▶ Objective A
Summarize the article below on the Kinks' Sunny Afternoon compilation in two sentences.
▶ Objective B
Continue the article on the Kinks' Sunny Afternoon compilation, starting after its final sentence.

▶ Given text
>> START
Compilation album by the Kinks
- Released: 17 November 1967
- Recorded: 1964–1966
- Studio: Pye, London
- Genre: Rock
- Label: Marble Arch
- Producer: Shel Talmy

The Kinks UK chronology
| Something Else by the Kinks (1967) | Sunny Afternoon (1967) | Live at Kelvin Hall (1968) |

= Sunny Afternoon (album) =

Sunny Afternoon is the second UK budget-priced compilation album by British rock group the Kinks released in 1967. The album consists of some of the most popular singles and B-sides released by the Kinks from 1965 and 1966. It also includes a cover of "Louie Louie", originally from the 1964 Kinksize Session EP, and the track "Such A Shame" from the 1965 Kwyet Kinks EP.
>> END
▶ Record excerpts
>> START
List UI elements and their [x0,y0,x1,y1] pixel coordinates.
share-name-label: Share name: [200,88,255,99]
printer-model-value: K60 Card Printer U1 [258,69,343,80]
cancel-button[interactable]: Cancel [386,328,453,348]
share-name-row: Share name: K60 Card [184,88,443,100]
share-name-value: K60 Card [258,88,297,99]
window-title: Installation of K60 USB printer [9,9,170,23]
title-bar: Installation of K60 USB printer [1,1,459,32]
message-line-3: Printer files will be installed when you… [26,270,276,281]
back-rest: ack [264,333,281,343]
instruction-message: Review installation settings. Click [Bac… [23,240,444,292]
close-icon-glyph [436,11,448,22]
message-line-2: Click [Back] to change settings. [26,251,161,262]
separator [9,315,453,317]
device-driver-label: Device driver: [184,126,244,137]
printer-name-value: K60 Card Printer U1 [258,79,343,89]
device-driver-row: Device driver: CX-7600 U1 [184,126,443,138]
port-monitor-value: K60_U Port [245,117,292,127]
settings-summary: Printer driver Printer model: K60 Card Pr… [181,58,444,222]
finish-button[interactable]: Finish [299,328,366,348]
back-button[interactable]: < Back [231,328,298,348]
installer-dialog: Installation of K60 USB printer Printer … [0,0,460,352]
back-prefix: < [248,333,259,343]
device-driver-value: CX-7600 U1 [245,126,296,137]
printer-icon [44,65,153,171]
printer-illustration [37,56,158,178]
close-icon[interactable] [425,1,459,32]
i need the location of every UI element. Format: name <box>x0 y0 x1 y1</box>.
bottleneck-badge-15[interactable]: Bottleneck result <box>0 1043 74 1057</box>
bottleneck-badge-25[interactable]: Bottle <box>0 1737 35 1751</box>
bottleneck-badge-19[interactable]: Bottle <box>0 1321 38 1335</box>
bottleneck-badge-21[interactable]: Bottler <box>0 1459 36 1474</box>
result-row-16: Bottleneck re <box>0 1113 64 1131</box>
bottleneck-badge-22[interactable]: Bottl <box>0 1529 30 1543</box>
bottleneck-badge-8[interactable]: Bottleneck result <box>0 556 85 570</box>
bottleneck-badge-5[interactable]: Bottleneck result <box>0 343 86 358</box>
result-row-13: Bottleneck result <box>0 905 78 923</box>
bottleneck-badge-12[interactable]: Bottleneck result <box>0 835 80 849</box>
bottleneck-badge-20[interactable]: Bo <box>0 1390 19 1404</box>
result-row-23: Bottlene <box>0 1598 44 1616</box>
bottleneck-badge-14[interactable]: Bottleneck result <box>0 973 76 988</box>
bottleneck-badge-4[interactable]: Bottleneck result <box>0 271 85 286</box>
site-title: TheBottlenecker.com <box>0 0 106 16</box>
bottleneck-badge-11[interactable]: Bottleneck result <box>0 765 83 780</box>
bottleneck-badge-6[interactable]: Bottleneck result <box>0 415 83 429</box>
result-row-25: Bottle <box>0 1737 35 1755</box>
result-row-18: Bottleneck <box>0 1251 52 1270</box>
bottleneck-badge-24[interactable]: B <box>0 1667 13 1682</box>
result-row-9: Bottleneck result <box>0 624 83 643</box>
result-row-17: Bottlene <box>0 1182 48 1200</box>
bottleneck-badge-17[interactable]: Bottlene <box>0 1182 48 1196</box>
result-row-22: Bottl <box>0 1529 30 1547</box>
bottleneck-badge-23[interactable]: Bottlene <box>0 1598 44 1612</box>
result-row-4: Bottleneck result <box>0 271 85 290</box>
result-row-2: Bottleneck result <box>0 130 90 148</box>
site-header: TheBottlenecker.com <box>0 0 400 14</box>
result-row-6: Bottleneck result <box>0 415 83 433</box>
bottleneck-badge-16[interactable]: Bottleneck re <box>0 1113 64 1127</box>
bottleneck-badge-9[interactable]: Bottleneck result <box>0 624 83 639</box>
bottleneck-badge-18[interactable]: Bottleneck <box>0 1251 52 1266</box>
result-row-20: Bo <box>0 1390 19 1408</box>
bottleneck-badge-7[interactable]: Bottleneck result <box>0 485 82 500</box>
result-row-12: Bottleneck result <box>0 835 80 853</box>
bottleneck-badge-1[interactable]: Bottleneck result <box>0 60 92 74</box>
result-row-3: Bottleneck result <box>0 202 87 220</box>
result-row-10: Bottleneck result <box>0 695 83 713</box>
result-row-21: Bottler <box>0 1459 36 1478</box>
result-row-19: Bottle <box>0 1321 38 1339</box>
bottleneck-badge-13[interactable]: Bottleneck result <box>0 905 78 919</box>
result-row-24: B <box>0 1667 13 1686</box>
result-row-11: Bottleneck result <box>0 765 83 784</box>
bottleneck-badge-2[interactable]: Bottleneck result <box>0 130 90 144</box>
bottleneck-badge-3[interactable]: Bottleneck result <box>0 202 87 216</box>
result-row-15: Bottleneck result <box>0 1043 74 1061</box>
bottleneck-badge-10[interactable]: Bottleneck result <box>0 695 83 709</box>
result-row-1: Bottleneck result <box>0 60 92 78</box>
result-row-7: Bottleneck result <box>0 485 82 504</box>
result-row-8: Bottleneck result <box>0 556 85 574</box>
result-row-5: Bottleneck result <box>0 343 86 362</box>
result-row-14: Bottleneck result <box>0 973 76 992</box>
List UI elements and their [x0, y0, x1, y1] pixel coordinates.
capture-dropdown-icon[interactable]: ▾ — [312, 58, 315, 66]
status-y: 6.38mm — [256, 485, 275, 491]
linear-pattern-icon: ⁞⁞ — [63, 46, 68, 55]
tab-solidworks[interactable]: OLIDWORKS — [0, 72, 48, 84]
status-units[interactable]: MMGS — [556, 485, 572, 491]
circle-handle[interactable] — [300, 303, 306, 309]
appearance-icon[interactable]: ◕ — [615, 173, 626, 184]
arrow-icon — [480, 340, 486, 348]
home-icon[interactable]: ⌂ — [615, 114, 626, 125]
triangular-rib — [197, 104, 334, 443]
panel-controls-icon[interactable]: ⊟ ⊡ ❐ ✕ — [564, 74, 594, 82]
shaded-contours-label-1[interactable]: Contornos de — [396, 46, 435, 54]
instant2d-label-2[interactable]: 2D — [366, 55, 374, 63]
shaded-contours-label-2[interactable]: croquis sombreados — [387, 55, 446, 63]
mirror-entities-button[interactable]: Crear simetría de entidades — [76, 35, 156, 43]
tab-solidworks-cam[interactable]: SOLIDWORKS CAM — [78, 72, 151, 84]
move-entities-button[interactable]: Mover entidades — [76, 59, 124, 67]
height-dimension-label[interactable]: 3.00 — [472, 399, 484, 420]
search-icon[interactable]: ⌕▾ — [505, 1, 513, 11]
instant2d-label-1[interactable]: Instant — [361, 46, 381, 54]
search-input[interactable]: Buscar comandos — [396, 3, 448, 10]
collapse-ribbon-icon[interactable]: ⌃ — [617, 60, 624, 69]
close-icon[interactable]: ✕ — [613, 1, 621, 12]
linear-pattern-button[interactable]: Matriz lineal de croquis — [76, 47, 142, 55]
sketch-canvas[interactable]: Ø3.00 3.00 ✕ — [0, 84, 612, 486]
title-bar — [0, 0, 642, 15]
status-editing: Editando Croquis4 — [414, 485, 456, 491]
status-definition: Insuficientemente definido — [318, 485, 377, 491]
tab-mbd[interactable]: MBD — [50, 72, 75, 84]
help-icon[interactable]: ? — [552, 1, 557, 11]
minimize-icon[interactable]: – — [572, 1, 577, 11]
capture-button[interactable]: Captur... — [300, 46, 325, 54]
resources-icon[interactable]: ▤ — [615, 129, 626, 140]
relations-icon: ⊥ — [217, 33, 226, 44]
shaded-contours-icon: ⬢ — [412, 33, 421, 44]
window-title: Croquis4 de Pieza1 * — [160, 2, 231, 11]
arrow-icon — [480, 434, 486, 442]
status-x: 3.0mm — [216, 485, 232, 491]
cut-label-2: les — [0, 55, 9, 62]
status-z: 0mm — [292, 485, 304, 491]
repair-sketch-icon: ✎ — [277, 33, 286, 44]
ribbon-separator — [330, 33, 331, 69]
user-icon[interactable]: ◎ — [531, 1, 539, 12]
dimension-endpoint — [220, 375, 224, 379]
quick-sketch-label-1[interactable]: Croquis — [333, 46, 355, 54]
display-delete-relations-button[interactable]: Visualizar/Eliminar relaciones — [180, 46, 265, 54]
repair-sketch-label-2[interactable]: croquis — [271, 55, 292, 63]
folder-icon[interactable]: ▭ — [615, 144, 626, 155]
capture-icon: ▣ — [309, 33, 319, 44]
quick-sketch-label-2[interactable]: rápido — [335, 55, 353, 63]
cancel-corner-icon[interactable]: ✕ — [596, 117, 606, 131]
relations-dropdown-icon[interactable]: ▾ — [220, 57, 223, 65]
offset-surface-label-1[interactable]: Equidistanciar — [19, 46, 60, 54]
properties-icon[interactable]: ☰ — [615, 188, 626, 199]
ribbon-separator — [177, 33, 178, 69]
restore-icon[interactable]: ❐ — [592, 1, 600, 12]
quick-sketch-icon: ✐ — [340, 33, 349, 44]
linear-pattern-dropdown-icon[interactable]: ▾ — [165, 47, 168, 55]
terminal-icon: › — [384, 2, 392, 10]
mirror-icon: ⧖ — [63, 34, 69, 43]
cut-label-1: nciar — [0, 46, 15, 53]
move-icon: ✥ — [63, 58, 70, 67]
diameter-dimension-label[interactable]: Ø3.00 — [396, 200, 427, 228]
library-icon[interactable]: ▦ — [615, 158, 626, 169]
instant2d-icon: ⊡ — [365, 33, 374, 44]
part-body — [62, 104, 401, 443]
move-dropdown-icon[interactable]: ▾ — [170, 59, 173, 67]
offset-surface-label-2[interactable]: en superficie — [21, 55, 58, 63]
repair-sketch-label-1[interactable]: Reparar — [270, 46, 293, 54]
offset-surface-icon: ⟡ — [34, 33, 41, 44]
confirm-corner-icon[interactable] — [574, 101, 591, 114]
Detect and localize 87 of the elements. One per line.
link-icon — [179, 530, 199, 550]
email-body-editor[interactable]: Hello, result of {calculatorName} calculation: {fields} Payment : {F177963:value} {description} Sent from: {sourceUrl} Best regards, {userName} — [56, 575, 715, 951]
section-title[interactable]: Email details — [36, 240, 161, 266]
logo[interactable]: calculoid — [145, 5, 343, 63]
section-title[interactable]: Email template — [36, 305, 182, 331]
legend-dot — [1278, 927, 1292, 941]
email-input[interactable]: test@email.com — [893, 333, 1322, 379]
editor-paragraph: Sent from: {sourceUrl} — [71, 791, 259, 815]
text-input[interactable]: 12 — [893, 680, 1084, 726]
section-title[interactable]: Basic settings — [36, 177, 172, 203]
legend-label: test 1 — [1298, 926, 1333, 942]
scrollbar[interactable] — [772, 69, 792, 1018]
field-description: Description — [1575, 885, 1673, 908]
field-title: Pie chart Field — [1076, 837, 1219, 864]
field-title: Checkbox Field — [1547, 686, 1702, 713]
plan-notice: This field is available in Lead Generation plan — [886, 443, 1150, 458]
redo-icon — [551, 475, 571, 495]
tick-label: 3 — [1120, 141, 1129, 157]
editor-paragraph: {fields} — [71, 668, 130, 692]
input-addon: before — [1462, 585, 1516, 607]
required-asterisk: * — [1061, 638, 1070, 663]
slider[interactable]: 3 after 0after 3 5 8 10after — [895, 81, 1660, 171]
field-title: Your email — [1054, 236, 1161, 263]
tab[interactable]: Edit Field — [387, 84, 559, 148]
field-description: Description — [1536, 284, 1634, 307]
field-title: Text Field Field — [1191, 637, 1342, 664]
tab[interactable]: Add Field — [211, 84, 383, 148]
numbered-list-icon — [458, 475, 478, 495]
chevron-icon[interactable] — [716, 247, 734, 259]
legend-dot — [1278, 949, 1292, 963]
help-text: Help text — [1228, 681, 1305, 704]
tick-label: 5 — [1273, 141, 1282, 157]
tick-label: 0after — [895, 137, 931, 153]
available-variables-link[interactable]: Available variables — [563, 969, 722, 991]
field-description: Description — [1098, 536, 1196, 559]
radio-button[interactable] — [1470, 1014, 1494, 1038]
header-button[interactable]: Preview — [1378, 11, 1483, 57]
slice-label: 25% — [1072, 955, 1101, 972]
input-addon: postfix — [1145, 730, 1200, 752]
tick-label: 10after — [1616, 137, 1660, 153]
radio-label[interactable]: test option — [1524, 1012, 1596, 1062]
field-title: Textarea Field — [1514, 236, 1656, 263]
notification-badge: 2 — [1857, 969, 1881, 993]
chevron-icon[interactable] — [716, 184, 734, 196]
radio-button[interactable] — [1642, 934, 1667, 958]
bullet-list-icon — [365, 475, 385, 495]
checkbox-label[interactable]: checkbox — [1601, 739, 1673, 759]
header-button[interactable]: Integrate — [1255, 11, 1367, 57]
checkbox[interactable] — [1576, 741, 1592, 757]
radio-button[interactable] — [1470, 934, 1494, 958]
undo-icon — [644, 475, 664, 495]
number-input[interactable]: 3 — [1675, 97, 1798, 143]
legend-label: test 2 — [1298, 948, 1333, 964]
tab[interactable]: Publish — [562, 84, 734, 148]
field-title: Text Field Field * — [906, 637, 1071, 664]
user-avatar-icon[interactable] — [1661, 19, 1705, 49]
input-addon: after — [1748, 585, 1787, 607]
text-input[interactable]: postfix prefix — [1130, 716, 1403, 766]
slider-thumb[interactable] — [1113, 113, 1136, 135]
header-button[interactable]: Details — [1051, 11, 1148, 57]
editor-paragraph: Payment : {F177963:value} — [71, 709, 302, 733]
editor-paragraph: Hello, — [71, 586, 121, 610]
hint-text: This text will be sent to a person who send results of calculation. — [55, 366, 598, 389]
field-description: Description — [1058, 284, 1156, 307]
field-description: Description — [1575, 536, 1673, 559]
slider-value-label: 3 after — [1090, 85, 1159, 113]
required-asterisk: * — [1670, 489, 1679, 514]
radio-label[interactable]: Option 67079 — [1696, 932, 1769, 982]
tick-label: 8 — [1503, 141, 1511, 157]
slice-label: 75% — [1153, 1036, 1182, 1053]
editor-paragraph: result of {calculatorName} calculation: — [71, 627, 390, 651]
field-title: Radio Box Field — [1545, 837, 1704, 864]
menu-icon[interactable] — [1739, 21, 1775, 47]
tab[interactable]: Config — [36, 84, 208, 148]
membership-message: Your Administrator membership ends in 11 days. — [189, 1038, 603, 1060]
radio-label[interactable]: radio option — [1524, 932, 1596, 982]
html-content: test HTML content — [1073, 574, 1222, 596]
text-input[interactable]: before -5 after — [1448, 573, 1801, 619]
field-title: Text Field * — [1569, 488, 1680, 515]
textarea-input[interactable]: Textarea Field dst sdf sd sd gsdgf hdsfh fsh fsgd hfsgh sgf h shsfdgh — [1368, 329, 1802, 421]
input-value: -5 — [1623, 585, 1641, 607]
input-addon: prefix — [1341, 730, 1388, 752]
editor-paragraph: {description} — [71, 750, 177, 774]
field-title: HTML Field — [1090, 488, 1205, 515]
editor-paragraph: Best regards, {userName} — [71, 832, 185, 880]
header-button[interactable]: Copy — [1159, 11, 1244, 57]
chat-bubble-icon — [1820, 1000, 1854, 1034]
>> END
▶ Result A
Sunny Afternoon is the Kinks' second UK budget-priced compilation album, released on 17 November 1967 on the Marble Arch label and produced by Shel Talmy. It collects some of the band's most popular singles and B-sides from 1965 and 1966, along with a cover of "Louie Louie" from the 1964 Kinksize Session EP and "Such A Shame" from the 1965 Kwyet Kinks EP.

▶ Result B
Released two months after the classic studio album Something Else by the Kinks, which itself only managed two weeks on the UK charts peaking at No. 35, this budget compilation sold much better, spending 11 weeks on the chart and reaching No. 9.

The album was issued on CD in 2001 as part of the Marble Arch Years boxed set.

==Track listing==

All songs by Ray Davies, except "Louie Louie" by Richard Berry.

Side one
1. "Sunny Afternoon"
2. "I Need You"
3. "See My Friends"
4. "Big Black Smoke"
5. "Louie Louie"

Side two
1. "Dedicated Follower of Fashion"
2. "Sittin' on My Sofa"
3. "Such a Shame"
4. "I'm Not Like Everybody Else"
5. "Dead End Street"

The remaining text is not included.